(Saved entries)
════
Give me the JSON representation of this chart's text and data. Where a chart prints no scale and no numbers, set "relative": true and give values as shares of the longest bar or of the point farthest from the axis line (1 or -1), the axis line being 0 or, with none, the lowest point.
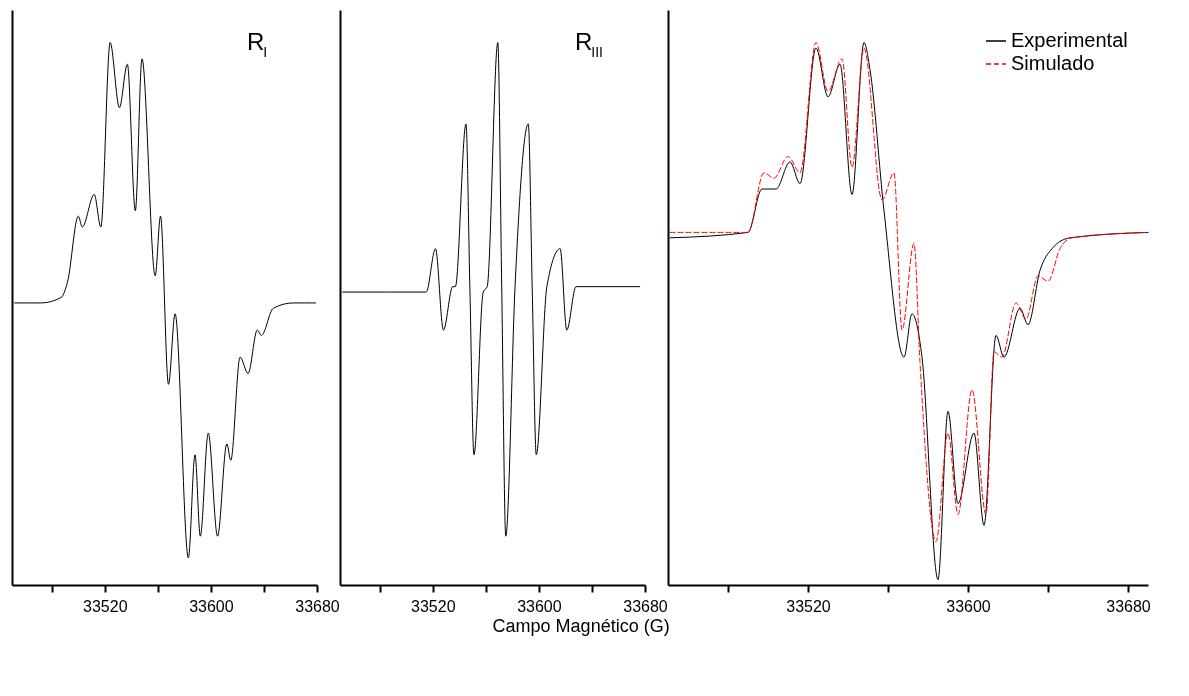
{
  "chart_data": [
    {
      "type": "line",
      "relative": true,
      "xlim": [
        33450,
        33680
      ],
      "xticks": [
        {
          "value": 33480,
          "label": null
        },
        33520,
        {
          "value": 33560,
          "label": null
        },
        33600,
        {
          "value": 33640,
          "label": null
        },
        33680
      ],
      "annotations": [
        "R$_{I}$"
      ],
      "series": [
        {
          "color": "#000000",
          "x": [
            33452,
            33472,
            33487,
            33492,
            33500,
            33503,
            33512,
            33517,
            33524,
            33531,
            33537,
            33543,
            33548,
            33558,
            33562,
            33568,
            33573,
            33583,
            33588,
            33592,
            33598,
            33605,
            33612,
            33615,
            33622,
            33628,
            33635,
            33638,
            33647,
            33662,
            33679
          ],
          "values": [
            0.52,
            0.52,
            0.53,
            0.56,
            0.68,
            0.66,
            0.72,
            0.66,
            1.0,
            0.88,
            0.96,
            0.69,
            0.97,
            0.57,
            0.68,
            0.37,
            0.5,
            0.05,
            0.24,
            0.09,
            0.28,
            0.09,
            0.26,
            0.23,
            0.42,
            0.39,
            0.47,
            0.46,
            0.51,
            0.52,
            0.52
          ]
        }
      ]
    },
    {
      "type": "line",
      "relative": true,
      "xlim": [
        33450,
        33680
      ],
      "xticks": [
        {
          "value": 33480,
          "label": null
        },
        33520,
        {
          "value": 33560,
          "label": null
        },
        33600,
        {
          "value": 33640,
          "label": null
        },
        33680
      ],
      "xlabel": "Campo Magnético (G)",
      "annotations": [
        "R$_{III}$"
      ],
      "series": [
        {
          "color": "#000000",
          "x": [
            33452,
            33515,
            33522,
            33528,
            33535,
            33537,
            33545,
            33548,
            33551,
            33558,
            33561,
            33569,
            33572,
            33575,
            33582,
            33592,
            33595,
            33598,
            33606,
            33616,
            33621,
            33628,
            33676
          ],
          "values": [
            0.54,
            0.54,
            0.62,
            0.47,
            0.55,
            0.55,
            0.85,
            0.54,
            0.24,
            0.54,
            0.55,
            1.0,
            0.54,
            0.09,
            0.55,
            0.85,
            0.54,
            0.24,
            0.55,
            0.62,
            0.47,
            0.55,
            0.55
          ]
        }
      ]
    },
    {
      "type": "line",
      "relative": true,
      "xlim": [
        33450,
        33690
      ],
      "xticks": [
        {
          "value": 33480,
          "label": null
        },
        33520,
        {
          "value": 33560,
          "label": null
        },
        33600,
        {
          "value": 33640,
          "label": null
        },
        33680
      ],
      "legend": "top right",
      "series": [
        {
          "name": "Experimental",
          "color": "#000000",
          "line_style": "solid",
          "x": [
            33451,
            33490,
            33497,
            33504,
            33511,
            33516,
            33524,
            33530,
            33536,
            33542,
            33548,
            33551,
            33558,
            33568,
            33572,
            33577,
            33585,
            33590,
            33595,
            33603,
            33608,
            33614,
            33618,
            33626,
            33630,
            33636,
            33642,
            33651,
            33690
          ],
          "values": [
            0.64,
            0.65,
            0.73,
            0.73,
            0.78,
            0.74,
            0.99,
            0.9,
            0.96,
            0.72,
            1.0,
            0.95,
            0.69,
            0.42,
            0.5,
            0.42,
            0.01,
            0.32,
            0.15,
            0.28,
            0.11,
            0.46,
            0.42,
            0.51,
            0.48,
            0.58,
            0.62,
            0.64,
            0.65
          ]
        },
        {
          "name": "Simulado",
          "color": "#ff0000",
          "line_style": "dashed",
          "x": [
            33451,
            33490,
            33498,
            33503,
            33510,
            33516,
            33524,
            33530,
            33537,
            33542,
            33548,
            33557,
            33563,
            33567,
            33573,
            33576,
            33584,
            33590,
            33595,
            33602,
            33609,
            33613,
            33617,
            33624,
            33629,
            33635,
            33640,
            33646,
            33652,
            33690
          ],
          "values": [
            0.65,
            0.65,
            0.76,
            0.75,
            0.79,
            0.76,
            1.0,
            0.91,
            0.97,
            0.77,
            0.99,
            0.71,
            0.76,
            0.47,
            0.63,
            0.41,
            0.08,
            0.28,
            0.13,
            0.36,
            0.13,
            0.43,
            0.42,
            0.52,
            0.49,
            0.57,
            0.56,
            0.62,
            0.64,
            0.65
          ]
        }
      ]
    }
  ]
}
════
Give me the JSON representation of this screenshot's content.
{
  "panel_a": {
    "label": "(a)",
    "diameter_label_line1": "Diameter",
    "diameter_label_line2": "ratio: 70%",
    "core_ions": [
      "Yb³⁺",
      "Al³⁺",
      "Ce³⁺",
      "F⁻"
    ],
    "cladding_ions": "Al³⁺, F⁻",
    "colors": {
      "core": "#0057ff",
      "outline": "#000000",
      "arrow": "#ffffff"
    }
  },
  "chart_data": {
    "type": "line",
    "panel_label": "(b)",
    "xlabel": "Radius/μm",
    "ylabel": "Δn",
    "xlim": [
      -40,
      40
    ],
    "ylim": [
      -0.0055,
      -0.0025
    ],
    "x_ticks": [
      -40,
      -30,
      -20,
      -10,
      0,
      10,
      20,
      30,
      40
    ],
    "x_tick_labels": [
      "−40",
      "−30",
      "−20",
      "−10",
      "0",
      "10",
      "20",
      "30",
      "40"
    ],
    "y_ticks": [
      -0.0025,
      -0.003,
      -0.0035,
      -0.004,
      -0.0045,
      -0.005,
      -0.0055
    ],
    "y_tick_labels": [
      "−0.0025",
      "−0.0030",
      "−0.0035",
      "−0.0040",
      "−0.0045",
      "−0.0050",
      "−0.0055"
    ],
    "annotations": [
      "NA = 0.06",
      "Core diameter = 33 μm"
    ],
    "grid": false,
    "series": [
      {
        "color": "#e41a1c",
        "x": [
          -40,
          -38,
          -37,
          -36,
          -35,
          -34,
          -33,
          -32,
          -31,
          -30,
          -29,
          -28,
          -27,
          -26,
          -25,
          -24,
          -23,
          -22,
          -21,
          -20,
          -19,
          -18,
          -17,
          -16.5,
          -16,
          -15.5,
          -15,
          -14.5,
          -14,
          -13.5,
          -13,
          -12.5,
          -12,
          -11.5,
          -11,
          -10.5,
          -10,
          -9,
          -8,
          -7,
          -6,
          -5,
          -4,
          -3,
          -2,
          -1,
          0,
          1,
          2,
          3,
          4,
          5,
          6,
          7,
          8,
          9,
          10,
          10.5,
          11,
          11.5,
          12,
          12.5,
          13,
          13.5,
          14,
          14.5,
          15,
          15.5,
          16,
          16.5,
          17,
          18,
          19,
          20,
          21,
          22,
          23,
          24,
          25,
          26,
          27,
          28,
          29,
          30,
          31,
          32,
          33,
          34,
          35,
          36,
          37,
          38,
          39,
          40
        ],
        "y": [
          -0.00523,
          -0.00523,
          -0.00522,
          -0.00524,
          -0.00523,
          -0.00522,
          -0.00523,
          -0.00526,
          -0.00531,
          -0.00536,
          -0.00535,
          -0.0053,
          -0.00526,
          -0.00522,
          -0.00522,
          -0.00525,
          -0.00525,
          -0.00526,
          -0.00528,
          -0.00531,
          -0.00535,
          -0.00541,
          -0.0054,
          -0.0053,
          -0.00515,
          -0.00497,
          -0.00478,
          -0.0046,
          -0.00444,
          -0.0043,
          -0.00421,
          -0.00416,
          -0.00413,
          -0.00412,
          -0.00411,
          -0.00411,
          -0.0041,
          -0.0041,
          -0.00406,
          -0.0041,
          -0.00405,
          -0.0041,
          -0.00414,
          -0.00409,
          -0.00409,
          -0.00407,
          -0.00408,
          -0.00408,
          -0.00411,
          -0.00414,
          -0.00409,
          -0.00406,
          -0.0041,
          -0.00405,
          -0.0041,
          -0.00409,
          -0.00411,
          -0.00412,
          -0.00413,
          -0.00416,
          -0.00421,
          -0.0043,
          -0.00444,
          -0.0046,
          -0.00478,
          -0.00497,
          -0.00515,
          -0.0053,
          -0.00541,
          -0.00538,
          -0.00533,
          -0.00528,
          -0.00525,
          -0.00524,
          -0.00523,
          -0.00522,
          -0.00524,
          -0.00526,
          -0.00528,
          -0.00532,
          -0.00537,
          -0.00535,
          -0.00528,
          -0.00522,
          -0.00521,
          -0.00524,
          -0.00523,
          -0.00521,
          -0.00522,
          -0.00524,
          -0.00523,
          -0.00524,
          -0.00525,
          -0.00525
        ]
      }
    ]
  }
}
════
## EXERCISE
Pull out every line in the material above where "xlabel" occurs.

## EXPECTED ANSWER
      "xlabel": "Campo Magnético (G)",
    "xlabel": "Radius/μm",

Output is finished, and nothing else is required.